## WHAT YOU NEED TO DO:
From the entries that follow, pick out all lines holding "FEth".

## MATERIAL FOR THIS EXERCISE:
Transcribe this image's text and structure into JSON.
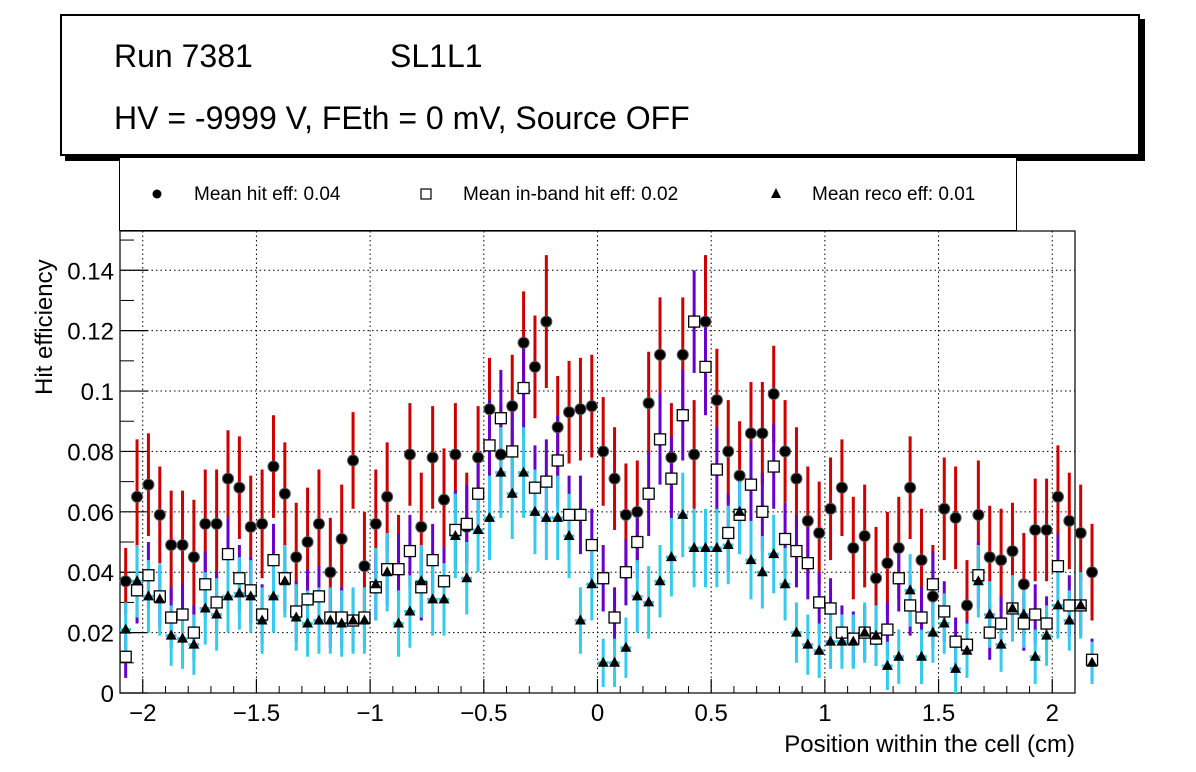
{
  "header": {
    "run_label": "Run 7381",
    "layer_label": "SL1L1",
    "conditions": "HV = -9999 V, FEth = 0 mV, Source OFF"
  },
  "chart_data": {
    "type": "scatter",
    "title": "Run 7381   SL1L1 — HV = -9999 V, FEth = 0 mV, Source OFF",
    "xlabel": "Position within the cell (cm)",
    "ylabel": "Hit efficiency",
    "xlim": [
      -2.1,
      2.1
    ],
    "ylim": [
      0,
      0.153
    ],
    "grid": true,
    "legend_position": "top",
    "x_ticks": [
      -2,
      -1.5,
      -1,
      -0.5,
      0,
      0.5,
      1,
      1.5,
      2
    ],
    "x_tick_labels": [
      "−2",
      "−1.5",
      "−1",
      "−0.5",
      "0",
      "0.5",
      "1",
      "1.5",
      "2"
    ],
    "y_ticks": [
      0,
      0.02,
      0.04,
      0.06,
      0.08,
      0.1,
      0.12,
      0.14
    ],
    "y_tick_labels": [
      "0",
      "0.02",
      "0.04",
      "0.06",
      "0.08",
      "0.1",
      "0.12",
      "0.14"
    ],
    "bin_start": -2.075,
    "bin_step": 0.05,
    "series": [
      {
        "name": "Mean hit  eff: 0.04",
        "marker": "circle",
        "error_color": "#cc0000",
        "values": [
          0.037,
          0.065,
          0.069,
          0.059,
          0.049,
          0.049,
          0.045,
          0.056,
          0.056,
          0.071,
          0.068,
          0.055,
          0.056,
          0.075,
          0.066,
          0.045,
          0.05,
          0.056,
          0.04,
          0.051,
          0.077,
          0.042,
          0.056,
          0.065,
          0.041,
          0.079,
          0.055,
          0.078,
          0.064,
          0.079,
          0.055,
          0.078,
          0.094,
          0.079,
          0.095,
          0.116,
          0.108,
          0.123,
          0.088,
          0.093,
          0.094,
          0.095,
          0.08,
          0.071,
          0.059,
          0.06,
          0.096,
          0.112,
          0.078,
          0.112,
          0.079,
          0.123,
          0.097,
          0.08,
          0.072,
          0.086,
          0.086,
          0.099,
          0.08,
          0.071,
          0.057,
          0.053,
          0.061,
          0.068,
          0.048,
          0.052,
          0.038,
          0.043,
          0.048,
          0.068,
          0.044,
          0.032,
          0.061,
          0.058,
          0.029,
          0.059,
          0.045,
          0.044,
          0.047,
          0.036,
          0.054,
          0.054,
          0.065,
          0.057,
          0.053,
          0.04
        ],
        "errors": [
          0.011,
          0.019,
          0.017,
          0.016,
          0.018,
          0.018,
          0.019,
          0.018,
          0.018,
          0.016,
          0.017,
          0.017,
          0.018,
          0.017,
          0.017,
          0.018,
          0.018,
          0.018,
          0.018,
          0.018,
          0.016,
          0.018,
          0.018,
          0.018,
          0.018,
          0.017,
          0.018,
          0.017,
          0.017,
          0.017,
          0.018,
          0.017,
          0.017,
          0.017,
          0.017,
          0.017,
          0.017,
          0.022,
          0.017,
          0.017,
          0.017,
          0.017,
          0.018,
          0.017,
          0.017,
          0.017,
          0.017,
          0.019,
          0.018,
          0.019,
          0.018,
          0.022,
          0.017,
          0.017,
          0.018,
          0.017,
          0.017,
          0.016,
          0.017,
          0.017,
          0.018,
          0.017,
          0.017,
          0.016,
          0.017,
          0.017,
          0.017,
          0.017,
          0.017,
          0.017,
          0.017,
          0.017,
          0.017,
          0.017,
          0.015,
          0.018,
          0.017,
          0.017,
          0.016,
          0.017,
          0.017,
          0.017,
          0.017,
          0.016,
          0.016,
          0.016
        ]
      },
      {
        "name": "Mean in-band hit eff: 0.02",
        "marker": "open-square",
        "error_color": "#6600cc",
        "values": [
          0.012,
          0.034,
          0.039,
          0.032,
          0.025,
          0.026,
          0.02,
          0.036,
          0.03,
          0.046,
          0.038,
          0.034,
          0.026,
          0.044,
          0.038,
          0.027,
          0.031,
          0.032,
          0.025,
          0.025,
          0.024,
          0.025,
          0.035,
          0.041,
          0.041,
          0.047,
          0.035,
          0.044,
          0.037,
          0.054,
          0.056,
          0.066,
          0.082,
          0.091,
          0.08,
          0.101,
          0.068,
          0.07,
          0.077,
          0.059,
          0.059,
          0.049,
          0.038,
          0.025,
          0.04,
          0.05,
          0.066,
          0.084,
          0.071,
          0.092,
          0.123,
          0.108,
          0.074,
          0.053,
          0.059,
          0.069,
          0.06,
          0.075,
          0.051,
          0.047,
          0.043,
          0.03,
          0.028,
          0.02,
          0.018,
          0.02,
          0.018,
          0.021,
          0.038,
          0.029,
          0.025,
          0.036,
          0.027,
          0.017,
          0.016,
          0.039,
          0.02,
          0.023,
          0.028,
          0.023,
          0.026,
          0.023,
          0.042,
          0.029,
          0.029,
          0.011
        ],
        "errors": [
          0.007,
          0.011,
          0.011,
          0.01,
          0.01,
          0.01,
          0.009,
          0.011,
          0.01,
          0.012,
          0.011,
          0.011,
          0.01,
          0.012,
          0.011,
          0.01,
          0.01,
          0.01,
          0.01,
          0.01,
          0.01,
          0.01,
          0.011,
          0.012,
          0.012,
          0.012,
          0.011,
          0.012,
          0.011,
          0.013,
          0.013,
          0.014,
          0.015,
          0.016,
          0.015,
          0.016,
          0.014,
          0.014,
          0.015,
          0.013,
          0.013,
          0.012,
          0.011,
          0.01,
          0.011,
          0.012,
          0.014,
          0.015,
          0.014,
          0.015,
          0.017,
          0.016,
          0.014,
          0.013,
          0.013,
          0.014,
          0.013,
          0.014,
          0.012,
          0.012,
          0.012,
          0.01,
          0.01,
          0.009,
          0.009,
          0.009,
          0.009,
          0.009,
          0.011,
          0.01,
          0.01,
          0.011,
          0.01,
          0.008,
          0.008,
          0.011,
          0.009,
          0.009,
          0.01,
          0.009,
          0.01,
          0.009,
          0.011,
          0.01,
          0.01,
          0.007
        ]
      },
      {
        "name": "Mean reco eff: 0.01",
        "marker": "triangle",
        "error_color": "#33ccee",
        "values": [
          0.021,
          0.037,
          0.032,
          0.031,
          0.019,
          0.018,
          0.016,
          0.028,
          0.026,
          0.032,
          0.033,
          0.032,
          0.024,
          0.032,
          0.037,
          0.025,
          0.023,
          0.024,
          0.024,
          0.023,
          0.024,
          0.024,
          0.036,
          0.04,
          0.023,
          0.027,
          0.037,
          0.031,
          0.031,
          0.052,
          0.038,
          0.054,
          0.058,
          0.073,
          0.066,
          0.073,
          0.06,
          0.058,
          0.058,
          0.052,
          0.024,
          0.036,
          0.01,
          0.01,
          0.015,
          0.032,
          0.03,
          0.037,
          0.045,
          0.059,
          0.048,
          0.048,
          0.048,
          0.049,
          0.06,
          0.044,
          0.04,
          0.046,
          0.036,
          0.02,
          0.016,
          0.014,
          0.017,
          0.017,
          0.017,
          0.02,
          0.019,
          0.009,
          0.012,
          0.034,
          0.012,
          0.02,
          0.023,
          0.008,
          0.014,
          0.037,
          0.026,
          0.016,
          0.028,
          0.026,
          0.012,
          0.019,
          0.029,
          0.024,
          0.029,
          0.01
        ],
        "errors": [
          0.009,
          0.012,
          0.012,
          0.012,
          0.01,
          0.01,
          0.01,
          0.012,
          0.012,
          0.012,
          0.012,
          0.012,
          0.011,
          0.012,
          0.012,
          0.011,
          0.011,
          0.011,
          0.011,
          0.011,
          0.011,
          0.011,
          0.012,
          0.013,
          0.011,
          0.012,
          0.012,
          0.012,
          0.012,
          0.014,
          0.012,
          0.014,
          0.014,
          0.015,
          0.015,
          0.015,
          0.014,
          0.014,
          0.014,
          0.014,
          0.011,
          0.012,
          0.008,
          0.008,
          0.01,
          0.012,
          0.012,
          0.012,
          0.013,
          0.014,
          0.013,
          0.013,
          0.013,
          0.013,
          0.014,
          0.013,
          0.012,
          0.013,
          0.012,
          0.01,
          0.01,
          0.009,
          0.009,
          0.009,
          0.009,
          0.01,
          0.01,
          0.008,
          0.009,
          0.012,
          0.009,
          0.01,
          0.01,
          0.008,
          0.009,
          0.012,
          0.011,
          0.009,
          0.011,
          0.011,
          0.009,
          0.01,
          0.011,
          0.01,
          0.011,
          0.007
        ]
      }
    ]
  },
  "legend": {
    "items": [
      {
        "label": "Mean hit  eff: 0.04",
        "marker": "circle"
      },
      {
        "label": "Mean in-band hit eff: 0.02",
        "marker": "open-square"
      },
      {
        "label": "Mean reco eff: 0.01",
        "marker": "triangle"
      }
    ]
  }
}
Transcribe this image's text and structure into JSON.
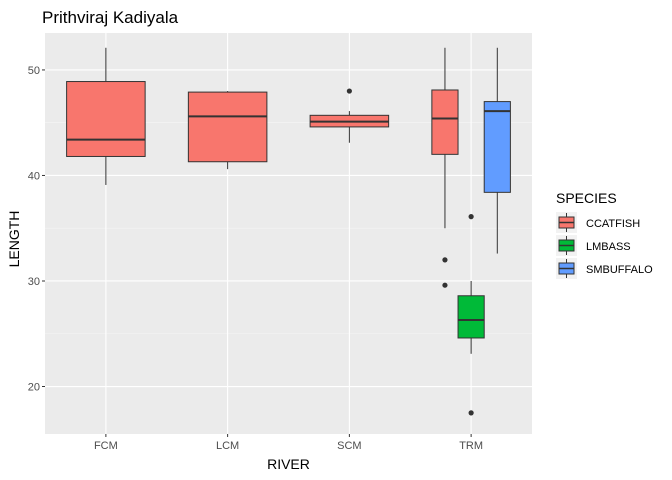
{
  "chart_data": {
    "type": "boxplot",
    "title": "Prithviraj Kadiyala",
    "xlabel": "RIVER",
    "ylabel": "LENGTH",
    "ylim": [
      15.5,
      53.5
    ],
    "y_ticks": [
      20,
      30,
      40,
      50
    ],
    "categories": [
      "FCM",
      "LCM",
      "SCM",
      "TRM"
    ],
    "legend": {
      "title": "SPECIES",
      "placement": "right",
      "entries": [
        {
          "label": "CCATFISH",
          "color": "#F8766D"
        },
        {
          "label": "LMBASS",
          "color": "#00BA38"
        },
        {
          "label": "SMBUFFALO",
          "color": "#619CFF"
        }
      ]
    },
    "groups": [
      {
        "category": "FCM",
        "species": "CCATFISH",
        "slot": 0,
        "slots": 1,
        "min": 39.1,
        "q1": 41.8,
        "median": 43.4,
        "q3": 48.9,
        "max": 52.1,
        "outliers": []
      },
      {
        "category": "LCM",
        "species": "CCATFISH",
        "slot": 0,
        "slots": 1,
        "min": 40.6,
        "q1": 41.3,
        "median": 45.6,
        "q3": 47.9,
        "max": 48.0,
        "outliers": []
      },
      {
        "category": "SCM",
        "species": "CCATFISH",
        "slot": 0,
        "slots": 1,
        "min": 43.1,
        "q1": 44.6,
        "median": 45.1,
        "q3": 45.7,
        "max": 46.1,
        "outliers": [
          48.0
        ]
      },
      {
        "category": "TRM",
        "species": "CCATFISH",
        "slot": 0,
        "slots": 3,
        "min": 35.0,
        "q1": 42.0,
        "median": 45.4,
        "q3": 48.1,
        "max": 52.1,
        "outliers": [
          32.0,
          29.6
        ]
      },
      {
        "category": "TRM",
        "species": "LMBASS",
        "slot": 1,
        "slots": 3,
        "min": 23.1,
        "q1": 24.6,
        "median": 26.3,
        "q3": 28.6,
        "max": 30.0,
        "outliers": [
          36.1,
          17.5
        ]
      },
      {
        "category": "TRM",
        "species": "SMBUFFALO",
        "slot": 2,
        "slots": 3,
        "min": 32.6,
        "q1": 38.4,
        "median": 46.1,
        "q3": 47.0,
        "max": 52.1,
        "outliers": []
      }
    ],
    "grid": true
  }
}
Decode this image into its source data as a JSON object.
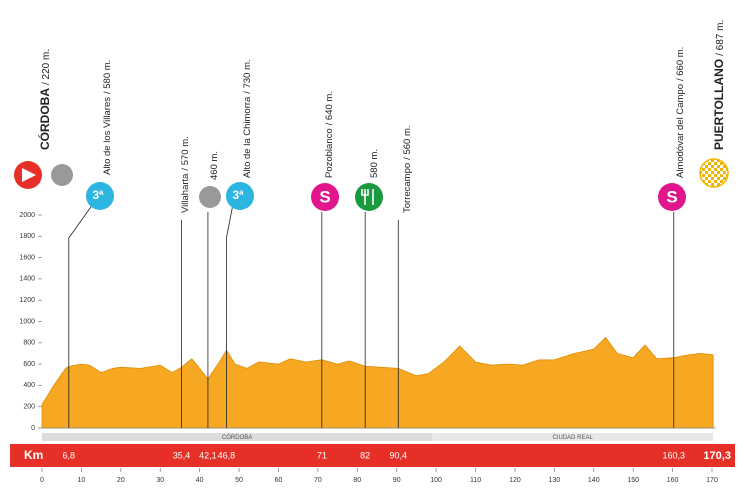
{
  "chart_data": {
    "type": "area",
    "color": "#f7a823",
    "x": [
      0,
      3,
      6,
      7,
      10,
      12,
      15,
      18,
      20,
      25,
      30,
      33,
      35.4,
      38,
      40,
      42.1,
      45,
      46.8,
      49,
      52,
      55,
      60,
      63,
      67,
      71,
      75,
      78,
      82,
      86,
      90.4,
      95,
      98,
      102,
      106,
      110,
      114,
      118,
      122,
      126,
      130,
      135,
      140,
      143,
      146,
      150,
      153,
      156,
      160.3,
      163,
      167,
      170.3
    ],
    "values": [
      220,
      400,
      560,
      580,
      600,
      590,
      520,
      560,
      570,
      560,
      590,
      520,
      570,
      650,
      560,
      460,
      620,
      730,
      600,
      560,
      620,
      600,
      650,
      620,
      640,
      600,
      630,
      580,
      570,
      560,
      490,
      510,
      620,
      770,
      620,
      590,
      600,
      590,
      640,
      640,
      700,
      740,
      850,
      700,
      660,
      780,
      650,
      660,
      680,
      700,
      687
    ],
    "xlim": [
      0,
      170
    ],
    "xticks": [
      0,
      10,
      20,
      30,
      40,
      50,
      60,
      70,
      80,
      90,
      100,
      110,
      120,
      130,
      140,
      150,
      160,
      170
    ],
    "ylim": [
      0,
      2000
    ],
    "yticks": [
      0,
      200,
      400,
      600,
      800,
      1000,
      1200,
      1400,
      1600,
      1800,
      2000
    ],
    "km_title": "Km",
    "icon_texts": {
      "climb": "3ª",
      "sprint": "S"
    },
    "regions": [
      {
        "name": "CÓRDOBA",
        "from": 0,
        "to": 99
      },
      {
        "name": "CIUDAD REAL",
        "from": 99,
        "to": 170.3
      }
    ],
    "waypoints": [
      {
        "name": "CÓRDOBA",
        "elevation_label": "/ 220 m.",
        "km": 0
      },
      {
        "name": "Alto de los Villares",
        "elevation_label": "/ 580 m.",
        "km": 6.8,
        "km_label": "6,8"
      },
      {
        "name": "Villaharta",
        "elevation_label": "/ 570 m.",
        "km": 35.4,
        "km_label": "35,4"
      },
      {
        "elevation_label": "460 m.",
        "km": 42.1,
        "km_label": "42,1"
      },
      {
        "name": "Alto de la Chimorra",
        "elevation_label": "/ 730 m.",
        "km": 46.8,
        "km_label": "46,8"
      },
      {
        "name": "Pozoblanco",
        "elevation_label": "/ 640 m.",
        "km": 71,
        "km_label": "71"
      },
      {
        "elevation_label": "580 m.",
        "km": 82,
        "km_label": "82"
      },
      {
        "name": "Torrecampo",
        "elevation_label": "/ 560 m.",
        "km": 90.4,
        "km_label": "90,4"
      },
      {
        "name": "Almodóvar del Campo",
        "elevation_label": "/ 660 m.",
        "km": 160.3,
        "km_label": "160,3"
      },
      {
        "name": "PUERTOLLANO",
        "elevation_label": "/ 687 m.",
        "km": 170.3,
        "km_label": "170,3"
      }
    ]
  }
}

## RESPONSE TO THIS EXERCISE:
    "conditions": "HV = -9999 V, FEth = 0 mV, Source OFF"
    "title": "Run 7381   SL1L1 — HV = -9999 V, FEth = 0 mV, Source OFF",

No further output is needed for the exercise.